TASK OBJECTIVE: Retype the material word for word.

EXERCISE INPUTS:
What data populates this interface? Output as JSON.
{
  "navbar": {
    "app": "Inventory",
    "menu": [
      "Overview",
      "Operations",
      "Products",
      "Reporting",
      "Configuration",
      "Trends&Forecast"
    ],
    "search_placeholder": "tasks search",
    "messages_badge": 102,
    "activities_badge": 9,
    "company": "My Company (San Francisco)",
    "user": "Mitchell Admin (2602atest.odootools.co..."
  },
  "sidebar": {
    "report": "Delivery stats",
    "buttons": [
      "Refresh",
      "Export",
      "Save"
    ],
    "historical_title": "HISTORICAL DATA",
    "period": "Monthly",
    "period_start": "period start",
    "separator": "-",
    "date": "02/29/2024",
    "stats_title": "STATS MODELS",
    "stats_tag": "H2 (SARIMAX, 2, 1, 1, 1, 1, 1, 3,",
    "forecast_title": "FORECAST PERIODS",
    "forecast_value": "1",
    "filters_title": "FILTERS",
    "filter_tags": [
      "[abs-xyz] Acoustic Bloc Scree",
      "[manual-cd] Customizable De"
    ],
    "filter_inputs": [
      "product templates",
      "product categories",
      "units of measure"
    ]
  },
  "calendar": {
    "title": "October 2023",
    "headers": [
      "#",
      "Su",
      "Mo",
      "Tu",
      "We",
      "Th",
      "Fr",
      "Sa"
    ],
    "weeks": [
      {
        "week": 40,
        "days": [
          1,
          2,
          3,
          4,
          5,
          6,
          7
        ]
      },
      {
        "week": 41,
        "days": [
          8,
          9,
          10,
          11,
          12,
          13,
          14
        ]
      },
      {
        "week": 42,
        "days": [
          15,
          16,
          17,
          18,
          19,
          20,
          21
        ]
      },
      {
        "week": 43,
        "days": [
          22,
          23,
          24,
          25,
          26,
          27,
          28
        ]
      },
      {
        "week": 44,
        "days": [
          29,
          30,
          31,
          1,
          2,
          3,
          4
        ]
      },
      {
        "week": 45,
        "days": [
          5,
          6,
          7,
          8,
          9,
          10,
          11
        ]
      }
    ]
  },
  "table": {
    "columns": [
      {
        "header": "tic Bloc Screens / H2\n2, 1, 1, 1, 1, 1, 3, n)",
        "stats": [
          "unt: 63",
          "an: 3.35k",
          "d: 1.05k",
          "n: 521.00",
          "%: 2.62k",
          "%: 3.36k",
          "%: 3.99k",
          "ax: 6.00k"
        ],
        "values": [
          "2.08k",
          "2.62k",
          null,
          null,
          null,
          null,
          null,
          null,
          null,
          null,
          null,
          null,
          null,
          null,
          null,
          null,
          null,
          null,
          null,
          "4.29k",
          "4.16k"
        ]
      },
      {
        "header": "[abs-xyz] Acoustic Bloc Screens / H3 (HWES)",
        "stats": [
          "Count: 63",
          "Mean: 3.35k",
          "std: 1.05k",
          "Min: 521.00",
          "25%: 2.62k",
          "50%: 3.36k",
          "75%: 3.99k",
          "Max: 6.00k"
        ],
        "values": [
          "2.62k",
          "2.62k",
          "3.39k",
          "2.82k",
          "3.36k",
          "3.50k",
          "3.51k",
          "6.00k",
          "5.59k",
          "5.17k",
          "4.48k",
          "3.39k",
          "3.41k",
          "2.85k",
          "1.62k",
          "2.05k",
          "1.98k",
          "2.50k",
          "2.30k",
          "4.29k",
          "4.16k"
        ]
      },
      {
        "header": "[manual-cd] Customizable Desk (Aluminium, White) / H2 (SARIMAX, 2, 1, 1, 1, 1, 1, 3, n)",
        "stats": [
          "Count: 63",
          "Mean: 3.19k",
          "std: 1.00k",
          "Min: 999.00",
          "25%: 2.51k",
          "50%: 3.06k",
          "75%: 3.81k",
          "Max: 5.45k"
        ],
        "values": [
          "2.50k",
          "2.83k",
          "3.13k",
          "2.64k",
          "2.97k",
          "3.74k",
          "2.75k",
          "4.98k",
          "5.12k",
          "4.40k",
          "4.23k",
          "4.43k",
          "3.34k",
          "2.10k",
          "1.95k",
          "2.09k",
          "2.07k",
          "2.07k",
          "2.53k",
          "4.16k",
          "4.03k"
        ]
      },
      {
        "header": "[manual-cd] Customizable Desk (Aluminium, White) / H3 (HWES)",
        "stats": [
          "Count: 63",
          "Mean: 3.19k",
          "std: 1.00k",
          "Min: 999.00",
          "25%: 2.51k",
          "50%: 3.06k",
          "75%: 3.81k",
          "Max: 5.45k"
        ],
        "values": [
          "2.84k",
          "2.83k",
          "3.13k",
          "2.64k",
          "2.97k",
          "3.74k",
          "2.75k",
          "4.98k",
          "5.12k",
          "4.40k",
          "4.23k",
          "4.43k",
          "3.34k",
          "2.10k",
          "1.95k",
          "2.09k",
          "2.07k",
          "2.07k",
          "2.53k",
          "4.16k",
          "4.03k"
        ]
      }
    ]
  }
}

TASK ANSWER:
What data populates this interface? Output as JSON.
{
  "navbar": {
    "app": "Inventory",
    "menu": [
      "Overview",
      "Operations",
      "Products",
      "Reporting",
      "Configuration",
      "Trends&Forecast"
    ],
    "search_placeholder": "tasks search",
    "messages_badge": 102,
    "activities_badge": 9,
    "company": "My Company (San Francisco)",
    "user": "Mitchell Admin (2602atest.odootools.co..."
  },
  "sidebar": {
    "report": "Delivery stats",
    "buttons": [
      "Refresh",
      "Export",
      "Save"
    ],
    "historical_title": "HISTORICAL DATA",
    "period": "Monthly",
    "period_start": "period start",
    "separator": "-",
    "date": "02/29/2024",
    "stats_title": "STATS MODELS",
    "stats_tag": "H2 (SARIMAX, 2, 1, 1, 1, 1, 1, 3,",
    "forecast_title": "FORECAST PERIODS",
    "forecast_value": "1",
    "filters_title": "FILTERS",
    "filter_tags": [
      "[abs-xyz] Acoustic Bloc Scree",
      "[manual-cd] Customizable De"
    ],
    "filter_inputs": [
      "product templates",
      "product categories",
      "units of measure"
    ]
  },
  "calendar": {
    "title": "October 2023",
    "headers": [
      "#",
      "Su",
      "Mo",
      "Tu",
      "We",
      "Th",
      "Fr",
      "Sa"
    ],
    "weeks": [
      {
        "week": 40,
        "days": [
          1,
          2,
          3,
          4,
          5,
          6,
          7
        ]
      },
      {
        "week": 41,
        "days": [
          8,
          9,
          10,
          11,
          12,
          13,
          14
        ]
      },
      {
        "week": 42,
        "days": [
          15,
          16,
          17,
          18,
          19,
          20,
          21
        ]
      },
      {
        "week": 43,
        "days": [
          22,
          23,
          24,
          25,
          26,
          27,
          28
        ]
      },
      {
        "week": 44,
        "days": [
          29,
          30,
          31,
          1,
          2,
          3,
          4
        ]
      },
      {
        "week": 45,
        "days": [
          5,
          6,
          7,
          8,
          9,
          10,
          11
        ]
      }
    ]
  },
  "table": {
    "columns": [
      {
        "header": "tic Bloc Screens / H2\n2, 1, 1, 1, 1, 1, 3, n)",
        "stats": [
          "unt: 63",
          "an: 3.35k",
          "d: 1.05k",
          "n: 521.00",
          "%: 2.62k",
          "%: 3.36k",
          "%: 3.99k",
          "ax: 6.00k"
        ],
        "values": [
          "2.08k",
          "2.62k",
          null,
          null,
          null,
          null,
          null,
          null,
          null,
          null,
          null,
          null,
          null,
          null,
          null,
          null,
          null,
          null,
          null,
          "4.29k",
          "4.16k"
        ]
      },
      {
        "header": "[abs-xyz] Acoustic Bloc Screens / H3 (HWES)",
        "stats": [
          "Count: 63",
          "Mean: 3.35k",
          "std: 1.05k",
          "Min: 521.00",
          "25%: 2.62k",
          "50%: 3.36k",
          "75%: 3.99k",
          "Max: 6.00k"
        ],
        "values": [
          "2.62k",
          "2.62k",
          "3.39k",
          "2.82k",
          "3.36k",
          "3.50k",
          "3.51k",
          "6.00k",
          "5.59k",
          "5.17k",
          "4.48k",
          "3.39k",
          "3.41k",
          "2.85k",
          "1.62k",
          "2.05k",
          "1.98k",
          "2.50k",
          "2.30k",
          "4.29k",
          "4.16k"
        ]
      },
      {
        "header": "[manual-cd] Customizable Desk (Aluminium, White) / H2 (SARIMAX, 2, 1, 1, 1, 1, 1, 3, n)",
        "stats": [
          "Count: 63",
          "Mean: 3.19k",
          "std: 1.00k",
          "Min: 999.00",
          "25%: 2.51k",
          "50%: 3.06k",
          "75%: 3.81k",
          "Max: 5.45k"
        ],
        "values": [
          "2.50k",
          "2.83k",
          "3.13k",
          "2.64k",
          "2.97k",
          "3.74k",
          "2.75k",
          "4.98k",
          "5.12k",
          "4.40k",
          "4.23k",
          "4.43k",
          "3.34k",
          "2.10k",
          "1.95k",
          "2.09k",
          "2.07k",
          "2.07k",
          "2.53k",
          "4.16k",
          "4.03k"
        ]
      },
      {
        "header": "[manual-cd] Customizable Desk (Aluminium, White) / H3 (HWES)",
        "stats": [
          "Count: 63",
          "Mean: 3.19k",
          "std: 1.00k",
          "Min: 999.00",
          "25%: 2.51k",
          "50%: 3.06k",
          "75%: 3.81k",
          "Max: 5.45k"
        ],
        "values": [
          "2.84k",
          "2.83k",
          "3.13k",
          "2.64k",
          "2.97k",
          "3.74k",
          "2.75k",
          "4.98k",
          "5.12k",
          "4.40k",
          "4.23k",
          "4.43k",
          "3.34k",
          "2.10k",
          "1.95k",
          "2.09k",
          "2.07k",
          "2.07k",
          "2.53k",
          "4.16k",
          "4.03k"
        ]
      }
    ]
  }
}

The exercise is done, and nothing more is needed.